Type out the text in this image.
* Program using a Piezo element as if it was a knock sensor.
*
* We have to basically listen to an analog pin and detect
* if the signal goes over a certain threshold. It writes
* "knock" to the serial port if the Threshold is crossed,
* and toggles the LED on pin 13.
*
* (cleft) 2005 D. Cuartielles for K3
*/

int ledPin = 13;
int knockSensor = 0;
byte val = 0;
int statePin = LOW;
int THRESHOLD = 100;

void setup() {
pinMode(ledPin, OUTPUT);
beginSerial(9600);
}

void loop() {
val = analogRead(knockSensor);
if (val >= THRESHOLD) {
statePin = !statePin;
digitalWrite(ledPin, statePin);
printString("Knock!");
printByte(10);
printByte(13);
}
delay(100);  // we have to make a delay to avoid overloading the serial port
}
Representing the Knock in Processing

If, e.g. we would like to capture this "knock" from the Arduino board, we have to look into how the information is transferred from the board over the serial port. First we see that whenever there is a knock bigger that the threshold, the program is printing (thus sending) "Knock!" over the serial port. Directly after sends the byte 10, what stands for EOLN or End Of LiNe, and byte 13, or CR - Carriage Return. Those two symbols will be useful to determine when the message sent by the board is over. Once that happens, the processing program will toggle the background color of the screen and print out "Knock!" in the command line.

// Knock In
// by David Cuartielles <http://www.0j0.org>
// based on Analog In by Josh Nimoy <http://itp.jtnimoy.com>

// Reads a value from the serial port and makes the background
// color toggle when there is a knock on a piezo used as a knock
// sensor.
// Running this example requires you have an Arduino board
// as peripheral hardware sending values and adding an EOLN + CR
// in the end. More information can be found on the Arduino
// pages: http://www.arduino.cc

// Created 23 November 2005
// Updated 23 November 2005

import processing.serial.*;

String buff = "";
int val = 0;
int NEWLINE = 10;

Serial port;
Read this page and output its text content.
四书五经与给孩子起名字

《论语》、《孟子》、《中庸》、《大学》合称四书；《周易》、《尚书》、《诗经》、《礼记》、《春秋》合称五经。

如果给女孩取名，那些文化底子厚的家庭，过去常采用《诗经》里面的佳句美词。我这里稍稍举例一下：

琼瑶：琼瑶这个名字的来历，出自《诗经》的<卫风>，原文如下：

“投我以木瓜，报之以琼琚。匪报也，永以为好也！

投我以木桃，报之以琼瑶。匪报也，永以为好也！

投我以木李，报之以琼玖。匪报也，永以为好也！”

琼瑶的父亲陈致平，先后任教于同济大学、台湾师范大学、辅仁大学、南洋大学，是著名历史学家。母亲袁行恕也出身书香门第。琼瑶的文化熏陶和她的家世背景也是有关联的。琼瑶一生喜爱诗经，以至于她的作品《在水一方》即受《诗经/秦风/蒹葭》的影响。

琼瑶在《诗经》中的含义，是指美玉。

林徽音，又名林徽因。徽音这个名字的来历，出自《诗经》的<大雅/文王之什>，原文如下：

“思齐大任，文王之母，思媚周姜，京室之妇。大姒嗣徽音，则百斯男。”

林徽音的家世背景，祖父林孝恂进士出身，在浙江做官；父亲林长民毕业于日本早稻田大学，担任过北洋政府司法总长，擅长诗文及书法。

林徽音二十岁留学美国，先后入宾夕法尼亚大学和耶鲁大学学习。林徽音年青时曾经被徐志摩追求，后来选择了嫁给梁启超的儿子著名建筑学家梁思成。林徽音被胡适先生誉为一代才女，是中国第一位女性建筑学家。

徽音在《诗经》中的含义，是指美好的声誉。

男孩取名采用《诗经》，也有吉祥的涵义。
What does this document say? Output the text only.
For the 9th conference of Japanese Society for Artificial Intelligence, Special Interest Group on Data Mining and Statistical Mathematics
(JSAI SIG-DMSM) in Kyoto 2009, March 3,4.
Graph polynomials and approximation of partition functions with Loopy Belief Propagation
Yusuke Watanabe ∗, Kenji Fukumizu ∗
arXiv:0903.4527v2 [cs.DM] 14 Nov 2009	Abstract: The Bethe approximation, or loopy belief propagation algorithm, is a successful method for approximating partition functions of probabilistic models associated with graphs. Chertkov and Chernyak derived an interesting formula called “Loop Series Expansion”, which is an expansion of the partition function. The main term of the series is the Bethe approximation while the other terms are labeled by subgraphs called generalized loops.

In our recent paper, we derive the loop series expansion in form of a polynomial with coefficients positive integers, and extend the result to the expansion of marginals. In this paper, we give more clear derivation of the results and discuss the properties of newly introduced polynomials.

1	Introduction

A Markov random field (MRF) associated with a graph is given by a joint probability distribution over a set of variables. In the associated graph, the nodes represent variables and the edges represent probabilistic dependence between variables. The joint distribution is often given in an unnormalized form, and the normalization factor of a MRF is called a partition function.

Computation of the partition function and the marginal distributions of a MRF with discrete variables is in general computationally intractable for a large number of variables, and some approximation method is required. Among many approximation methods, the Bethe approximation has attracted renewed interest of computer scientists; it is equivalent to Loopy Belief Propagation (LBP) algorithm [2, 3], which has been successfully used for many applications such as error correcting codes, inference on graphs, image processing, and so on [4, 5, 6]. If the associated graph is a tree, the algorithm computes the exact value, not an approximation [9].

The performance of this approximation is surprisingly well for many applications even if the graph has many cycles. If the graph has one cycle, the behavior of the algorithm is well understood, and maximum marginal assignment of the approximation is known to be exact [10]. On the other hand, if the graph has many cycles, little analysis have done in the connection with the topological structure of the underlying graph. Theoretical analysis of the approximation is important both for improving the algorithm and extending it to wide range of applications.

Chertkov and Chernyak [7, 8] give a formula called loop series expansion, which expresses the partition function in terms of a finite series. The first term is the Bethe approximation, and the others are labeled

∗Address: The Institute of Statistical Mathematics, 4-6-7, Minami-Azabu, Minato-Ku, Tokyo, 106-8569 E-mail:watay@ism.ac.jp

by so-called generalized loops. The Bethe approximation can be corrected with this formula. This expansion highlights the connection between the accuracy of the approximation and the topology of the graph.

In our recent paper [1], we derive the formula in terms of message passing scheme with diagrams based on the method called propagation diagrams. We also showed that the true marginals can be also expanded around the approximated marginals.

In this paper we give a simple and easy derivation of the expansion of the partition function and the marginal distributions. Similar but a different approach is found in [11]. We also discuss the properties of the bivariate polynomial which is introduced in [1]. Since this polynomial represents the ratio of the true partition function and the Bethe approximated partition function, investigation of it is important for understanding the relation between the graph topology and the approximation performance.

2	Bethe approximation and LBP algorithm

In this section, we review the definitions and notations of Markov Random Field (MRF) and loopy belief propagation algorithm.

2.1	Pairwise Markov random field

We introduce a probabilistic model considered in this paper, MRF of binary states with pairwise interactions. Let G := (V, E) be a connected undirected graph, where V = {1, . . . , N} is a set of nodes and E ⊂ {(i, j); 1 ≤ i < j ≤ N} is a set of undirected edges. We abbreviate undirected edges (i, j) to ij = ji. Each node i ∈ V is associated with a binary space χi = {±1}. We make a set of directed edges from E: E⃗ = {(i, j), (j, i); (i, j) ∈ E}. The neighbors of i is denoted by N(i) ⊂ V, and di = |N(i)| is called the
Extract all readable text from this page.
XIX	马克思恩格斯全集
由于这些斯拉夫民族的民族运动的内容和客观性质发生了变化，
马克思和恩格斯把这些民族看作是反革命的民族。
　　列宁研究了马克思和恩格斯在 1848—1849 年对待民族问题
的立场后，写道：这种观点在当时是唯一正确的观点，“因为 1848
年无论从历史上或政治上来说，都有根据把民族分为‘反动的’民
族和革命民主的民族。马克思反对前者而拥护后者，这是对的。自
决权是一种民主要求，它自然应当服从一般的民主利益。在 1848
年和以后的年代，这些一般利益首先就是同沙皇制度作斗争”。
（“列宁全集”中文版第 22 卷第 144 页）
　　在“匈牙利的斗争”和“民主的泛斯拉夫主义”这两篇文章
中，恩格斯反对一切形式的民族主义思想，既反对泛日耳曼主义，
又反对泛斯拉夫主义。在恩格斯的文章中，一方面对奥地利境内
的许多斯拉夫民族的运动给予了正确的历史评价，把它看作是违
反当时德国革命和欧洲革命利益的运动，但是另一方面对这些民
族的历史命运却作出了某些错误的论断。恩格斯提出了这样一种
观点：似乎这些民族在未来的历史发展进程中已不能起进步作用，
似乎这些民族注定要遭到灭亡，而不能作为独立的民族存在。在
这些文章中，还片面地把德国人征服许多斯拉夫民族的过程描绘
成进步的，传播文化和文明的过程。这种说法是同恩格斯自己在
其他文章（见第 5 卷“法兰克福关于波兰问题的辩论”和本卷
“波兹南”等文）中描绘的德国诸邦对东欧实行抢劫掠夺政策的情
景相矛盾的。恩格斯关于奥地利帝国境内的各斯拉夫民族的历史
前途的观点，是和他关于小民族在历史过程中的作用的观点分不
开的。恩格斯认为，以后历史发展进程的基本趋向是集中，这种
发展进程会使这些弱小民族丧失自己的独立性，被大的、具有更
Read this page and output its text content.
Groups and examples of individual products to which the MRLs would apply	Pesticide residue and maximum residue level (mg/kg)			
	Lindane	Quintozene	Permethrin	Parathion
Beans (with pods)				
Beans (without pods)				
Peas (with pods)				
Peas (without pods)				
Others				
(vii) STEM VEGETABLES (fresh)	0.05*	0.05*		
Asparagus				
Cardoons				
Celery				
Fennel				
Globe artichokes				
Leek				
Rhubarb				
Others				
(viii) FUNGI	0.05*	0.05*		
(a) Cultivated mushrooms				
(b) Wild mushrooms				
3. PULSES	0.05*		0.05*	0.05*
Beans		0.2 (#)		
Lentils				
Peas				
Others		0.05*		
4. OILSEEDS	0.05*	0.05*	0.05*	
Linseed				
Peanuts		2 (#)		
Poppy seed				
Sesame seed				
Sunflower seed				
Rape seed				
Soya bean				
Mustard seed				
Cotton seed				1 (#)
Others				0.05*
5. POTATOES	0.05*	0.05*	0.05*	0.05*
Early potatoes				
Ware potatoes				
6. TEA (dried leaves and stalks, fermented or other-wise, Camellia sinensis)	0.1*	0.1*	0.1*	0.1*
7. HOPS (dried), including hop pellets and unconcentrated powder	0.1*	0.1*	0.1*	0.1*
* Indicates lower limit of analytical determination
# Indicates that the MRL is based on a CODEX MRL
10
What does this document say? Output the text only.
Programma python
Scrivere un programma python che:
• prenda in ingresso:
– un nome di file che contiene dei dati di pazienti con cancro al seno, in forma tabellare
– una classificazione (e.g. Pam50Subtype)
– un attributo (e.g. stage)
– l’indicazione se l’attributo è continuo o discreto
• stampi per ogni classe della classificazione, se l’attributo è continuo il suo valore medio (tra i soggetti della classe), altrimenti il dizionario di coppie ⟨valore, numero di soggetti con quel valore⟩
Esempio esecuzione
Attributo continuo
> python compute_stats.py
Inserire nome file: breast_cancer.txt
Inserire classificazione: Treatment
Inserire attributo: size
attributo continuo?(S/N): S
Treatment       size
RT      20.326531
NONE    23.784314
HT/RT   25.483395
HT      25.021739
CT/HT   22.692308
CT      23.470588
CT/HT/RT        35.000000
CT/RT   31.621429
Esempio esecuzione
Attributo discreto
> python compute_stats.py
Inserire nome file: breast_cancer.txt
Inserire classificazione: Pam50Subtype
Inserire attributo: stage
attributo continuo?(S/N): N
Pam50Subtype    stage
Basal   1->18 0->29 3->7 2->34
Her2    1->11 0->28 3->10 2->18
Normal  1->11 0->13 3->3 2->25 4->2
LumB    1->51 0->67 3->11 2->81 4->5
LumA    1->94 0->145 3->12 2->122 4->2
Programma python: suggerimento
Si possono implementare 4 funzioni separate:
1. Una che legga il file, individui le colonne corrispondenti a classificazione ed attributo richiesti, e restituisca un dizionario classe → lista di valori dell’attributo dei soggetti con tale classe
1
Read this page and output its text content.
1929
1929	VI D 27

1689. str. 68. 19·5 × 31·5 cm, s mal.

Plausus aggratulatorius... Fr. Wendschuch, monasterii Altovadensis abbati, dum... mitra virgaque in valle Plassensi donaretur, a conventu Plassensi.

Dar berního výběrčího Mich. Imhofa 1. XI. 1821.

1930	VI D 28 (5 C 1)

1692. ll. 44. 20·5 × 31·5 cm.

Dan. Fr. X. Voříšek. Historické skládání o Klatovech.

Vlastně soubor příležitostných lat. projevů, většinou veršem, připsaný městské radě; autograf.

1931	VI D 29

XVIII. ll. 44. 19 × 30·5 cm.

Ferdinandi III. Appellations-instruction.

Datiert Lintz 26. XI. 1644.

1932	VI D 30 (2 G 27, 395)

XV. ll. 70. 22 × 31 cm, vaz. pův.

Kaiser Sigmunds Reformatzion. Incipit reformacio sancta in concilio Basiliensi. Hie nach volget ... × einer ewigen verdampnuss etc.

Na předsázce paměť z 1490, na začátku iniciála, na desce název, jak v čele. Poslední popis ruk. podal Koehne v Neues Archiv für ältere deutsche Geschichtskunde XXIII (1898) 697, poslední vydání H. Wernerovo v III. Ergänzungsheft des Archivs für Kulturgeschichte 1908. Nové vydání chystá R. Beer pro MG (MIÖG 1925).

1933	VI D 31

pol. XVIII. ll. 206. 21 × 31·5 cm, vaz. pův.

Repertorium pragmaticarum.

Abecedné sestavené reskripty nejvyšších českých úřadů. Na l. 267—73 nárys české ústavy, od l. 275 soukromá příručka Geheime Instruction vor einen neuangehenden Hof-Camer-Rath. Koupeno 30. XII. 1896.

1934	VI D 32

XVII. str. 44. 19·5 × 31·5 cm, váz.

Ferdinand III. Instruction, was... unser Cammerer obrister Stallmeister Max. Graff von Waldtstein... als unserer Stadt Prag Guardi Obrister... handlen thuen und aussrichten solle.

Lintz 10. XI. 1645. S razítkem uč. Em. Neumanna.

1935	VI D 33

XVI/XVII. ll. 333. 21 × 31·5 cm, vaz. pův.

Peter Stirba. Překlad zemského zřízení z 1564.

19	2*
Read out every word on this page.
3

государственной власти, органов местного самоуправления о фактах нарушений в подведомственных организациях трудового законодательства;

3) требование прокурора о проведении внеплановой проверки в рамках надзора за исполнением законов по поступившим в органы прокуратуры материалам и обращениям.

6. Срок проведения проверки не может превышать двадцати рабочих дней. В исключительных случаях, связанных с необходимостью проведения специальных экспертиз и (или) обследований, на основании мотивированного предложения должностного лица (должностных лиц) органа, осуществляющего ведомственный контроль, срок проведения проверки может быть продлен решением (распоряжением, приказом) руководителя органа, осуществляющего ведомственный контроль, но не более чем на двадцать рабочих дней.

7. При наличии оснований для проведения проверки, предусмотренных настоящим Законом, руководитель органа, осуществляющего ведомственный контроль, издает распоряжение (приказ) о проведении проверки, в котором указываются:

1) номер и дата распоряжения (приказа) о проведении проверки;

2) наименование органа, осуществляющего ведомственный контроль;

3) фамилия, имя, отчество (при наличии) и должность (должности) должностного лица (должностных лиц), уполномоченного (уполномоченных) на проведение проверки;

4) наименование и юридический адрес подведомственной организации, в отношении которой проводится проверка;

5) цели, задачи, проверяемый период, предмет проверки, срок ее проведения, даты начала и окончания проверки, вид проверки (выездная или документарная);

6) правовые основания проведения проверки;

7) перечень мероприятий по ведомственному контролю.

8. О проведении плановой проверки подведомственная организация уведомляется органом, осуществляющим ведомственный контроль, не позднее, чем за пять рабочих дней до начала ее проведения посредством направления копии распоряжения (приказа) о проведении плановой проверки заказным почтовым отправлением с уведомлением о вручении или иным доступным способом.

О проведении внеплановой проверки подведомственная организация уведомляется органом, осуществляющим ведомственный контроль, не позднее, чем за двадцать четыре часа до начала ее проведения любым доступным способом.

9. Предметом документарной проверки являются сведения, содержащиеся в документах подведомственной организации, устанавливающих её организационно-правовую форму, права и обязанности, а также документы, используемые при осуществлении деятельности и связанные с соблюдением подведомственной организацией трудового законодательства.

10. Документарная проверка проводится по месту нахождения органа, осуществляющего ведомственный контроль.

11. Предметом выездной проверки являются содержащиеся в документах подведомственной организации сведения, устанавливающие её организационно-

++++++

Scan the listing above. Gather each line that contains the word "законодательства".

### ANSWER TO THE EXERCISE
государственной власти, органов местного самоуправления о фактах нарушений в подведомственных организациях трудового законодательства;
9. Предметом документарной проверки являются сведения, содержащиеся в документах подведомственной организации, устанавливающих её организационно-правовую форму, права и обязанности, а также документы, используемые при осуществлении деятельности и связанные с соблюдением подведомственной организацией трудового законодательства.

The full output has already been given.